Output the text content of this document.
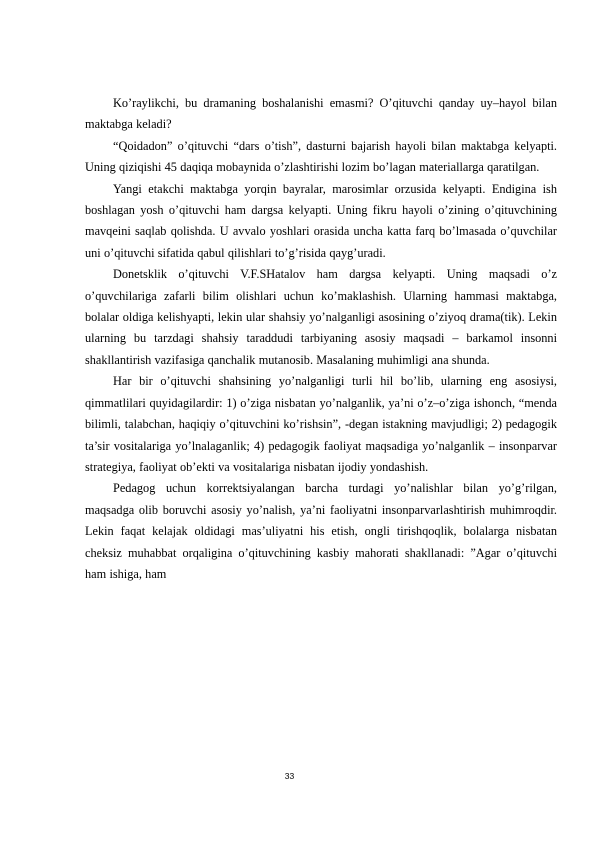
Ko’raylikchi, bu dramaning boshalanishi emasmi? O’qituvchi qanday uy–hayol bilan maktabga keladi?

“Qoidadon” o’qituvchi “dars o’tish”, dasturni bajarish hayoli bilan maktabga kelyapti. Uning qiziqishi 45 daqiqa mobaynida o’zlashtirishi lozim bo’lagan materiallarga qaratilgan.

Yangi etakchi maktabga yorqin bayralar, marosimlar orzusida kelyapti. Endigina ish boshlagan yosh o’qituvchi ham dargsa kelyapti. Uning fikru hayoli o’zining o’qituvchining mavqeini saqlab qolishda. U avvalo yoshlari orasida uncha katta farq bo’lmasada o’quvchilar uni o’qituvchi sifatida qabul qilishlari to’g’risida qayg’uradi.

Donetsklik o’qituvchi V.F.SHatalov ham dargsa kelyapti. Uning maqsadi o’z o’quvchilariga zafarli bilim olishlari uchun ko’maklashish. Ularning hammasi maktabga, bolalar oldiga kelishyapti, lekin ular shahsiy yo’nalganligi asosining o’ziyoq drama(tik). Lekin ularning bu tarzdagi shahsiy taraddudi tarbiyaning asosiy maqsadi – barkamol insonni shakllantirish vazifasiga qanchalik mutanosib. Masalaning muhimligi ana shunda.

Har bir o’qituvchi shahsining yo’nalganligi turli hil bo’lib, ularning eng asosiysi, qimmatlilari quyidagilardir: 1) o’ziga nisbatan yo’nalganlik, ya’ni o’z–o’ziga ishonch, “menda bilimli, talabchan, haqiqiy o’qituvchini ko’rishsin”, -degan istakning mavjudligi; 2) pedagogik ta’sir vositalariga yo’lnalaganlik; 4) pedagogik faoliyat maqsadiga yo’nalganlik – insonparvar strategiya, faoliyat ob’ekti va vositalariga nisbatan ijodiy yondashish.

Pedagog uchun korrektsiyalangan barcha turdagi yo’nalishlar bilan yo’g’rilgan, maqsadga olib boruvchi asosiy yo’nalish, ya’ni faoliyatni insonparvarlashtirish muhimroqdir. Lekin faqat kelajak oldidagi mas’uliyatni his etish, ongli tirishqoqlik, bolalarga nisbatan cheksiz muhabbat orqaligina o’qituvchining kasbiy mahorati shakllanadi: ”Agar o’qituvchi ham ishiga, ham

33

*Do this*. Reproduce the material above verbatim; omit every picture.

*Final result*.
Output the text content of this document.
Ko’raylikchi, bu dramaning boshalanishi emasmi? O’qituvchi qanday uy–hayol bilan maktabga keladi?

“Qoidadon” o’qituvchi “dars o’tish”, dasturni bajarish hayoli bilan maktabga kelyapti. Uning qiziqishi 45 daqiqa mobaynida o’zlashtirishi lozim bo’lagan materiallarga qaratilgan.

Yangi etakchi maktabga yorqin bayralar, marosimlar orzusida kelyapti. Endigina ish boshlagan yosh o’qituvchi ham dargsa kelyapti. Uning fikru hayoli o’zining o’qituvchining mavqeini saqlab qolishda. U avvalo yoshlari orasida uncha katta farq bo’lmasada o’quvchilar uni o’qituvchi sifatida qabul qilishlari to’g’risida qayg’uradi.

Donetsklik o’qituvchi V.F.SHatalov ham dargsa kelyapti. Uning maqsadi o’z o’quvchilariga zafarli bilim olishlari uchun ko’maklashish. Ularning hammasi maktabga, bolalar oldiga kelishyapti, lekin ular shahsiy yo’nalganligi asosining o’ziyoq drama(tik). Lekin ularning bu tarzdagi shahsiy taraddudi tarbiyaning asosiy maqsadi – barkamol insonni shakllantirish vazifasiga qanchalik mutanosib. Masalaning muhimligi ana shunda.

Har bir o’qituvchi shahsining yo’nalganligi turli hil bo’lib, ularning eng asosiysi, qimmatlilari quyidagilardir: 1) o’ziga nisbatan yo’nalganlik, ya’ni o’z–o’ziga ishonch, “menda bilimli, talabchan, haqiqiy o’qituvchini ko’rishsin”, -degan istakning mavjudligi; 2) pedagogik ta’sir vositalariga yo’lnalaganlik; 4) pedagogik faoliyat maqsadiga yo’nalganlik – insonparvar strategiya, faoliyat ob’ekti va vositalariga nisbatan ijodiy yondashish.

Pedagog uchun korrektsiyalangan barcha turdagi yo’nalishlar bilan yo’g’rilgan, maqsadga olib boruvchi asosiy yo’nalish, ya’ni faoliyatni insonparvarlashtirish muhimroqdir. Lekin faqat kelajak oldidagi mas’uliyatni his etish, ongli tirishqoqlik, bolalarga nisbatan cheksiz muhabbat orqaligina o’qituvchining kasbiy mahorati shakllanadi: ”Agar o’qituvchi ham ishiga, ham

33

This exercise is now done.